BEGIN RECORDS FOR PROCESSING

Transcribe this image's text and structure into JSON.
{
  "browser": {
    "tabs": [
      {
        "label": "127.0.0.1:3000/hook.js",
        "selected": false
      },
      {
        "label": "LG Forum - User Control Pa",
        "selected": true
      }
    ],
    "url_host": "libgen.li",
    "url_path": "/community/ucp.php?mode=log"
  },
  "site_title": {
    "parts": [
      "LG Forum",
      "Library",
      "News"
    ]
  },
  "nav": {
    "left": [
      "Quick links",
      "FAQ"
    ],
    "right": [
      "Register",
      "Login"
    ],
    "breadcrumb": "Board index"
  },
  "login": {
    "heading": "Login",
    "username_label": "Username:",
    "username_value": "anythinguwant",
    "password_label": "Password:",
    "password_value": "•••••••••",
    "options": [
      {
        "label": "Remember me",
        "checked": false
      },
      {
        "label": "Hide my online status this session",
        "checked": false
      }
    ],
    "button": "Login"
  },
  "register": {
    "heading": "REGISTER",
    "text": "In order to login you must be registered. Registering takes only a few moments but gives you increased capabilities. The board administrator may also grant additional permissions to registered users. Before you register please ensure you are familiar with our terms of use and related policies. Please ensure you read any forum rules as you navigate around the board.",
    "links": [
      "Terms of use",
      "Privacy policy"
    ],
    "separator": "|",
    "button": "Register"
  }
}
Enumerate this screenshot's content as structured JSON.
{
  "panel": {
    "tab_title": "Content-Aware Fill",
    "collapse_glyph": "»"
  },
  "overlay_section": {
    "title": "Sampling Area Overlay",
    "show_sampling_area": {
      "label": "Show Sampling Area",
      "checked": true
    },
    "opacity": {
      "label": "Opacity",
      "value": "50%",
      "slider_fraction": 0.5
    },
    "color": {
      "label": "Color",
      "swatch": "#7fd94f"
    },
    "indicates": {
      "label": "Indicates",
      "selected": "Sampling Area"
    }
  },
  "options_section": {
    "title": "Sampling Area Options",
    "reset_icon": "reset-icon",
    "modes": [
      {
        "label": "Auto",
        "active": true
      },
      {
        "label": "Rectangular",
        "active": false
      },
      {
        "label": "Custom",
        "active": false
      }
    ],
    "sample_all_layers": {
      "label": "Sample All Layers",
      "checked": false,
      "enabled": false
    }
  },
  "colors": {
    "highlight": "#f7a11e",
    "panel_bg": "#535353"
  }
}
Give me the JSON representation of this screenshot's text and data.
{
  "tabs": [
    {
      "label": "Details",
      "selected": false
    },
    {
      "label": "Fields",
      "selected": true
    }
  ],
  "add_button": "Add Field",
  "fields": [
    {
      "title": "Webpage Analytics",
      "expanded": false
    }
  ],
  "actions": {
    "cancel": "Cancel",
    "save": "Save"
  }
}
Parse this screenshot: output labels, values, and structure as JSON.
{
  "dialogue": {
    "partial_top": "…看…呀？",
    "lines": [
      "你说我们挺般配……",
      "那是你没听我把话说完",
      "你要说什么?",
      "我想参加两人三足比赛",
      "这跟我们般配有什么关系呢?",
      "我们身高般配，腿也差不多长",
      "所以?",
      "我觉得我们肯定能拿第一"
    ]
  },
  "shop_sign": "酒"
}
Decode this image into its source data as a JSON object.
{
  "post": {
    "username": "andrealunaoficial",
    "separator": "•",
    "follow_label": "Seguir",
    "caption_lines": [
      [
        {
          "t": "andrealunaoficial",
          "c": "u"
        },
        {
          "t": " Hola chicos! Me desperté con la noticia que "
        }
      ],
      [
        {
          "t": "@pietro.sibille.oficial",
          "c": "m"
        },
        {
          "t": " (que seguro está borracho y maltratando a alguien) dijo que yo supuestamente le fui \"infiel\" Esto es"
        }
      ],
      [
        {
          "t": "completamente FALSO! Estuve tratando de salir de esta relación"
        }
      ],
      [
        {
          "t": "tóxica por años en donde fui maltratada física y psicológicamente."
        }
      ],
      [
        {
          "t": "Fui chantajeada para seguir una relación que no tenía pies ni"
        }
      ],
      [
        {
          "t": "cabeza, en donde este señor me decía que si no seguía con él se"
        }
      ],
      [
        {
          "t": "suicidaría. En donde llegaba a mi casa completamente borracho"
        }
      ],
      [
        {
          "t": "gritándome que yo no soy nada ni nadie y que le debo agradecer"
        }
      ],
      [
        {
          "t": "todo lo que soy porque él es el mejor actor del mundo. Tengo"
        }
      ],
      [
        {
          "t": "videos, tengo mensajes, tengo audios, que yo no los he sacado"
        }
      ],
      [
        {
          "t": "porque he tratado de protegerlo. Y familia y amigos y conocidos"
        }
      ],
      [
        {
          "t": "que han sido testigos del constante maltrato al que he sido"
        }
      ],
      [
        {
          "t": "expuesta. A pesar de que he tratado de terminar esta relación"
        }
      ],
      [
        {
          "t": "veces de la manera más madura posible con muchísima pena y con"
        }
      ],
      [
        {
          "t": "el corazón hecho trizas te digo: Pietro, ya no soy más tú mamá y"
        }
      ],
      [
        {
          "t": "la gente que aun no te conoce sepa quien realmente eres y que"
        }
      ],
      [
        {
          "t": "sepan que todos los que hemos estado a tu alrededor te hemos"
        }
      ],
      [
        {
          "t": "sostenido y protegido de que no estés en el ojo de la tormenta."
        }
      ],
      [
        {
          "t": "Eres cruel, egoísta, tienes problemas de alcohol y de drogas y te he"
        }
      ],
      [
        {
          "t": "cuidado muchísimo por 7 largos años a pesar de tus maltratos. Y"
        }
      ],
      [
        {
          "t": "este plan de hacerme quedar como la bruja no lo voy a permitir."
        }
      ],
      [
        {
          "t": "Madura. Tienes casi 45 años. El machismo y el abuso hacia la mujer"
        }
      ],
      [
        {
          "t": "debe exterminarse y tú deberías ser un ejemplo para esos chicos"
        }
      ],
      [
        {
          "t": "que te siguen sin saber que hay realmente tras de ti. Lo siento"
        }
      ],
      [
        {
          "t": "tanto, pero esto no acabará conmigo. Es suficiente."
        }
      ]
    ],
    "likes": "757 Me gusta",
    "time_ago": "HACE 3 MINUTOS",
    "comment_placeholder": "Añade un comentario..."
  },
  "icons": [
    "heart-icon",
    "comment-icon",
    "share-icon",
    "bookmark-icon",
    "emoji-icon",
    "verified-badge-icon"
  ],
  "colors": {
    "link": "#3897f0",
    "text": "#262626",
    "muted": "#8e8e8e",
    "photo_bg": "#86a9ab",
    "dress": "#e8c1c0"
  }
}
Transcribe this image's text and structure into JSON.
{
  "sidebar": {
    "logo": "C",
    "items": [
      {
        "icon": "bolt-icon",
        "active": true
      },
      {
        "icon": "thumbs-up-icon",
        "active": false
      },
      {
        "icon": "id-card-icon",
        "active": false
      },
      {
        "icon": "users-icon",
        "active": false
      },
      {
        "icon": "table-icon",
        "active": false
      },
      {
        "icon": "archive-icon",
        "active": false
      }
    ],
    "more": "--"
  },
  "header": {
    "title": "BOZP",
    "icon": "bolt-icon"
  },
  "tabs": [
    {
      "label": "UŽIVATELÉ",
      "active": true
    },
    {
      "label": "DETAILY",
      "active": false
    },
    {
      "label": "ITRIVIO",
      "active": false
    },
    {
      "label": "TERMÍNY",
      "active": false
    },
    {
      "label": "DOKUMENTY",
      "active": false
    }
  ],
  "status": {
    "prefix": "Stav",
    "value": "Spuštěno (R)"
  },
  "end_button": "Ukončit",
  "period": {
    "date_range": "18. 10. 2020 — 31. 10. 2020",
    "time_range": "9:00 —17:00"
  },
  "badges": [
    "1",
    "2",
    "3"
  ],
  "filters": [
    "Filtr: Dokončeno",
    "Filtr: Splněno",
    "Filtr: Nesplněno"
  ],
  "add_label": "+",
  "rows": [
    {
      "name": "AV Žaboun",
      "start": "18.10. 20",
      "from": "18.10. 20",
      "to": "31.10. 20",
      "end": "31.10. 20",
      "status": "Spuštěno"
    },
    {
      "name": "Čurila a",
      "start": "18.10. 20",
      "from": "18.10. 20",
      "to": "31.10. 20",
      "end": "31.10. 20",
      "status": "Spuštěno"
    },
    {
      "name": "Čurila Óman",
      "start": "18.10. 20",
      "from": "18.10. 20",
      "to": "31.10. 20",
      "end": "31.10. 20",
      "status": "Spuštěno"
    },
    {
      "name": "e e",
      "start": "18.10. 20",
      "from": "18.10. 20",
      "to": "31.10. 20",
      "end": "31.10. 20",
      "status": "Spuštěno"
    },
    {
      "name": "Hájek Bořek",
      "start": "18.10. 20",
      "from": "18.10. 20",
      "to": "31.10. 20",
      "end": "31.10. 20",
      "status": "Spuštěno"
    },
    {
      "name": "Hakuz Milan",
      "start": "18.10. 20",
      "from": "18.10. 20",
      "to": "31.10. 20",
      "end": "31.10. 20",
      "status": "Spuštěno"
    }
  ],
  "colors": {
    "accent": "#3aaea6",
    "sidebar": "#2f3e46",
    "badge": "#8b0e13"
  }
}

END RECORDS FOR PROCESSING

List each line holding the string "borracho".

          "t": " (que seguro está borracho y maltratando a alguien) dijo que yo supuestamente le fui \"infiel\" Esto es"
          "t": "suicidaría. En donde llegaba a mi casa completamente borracho"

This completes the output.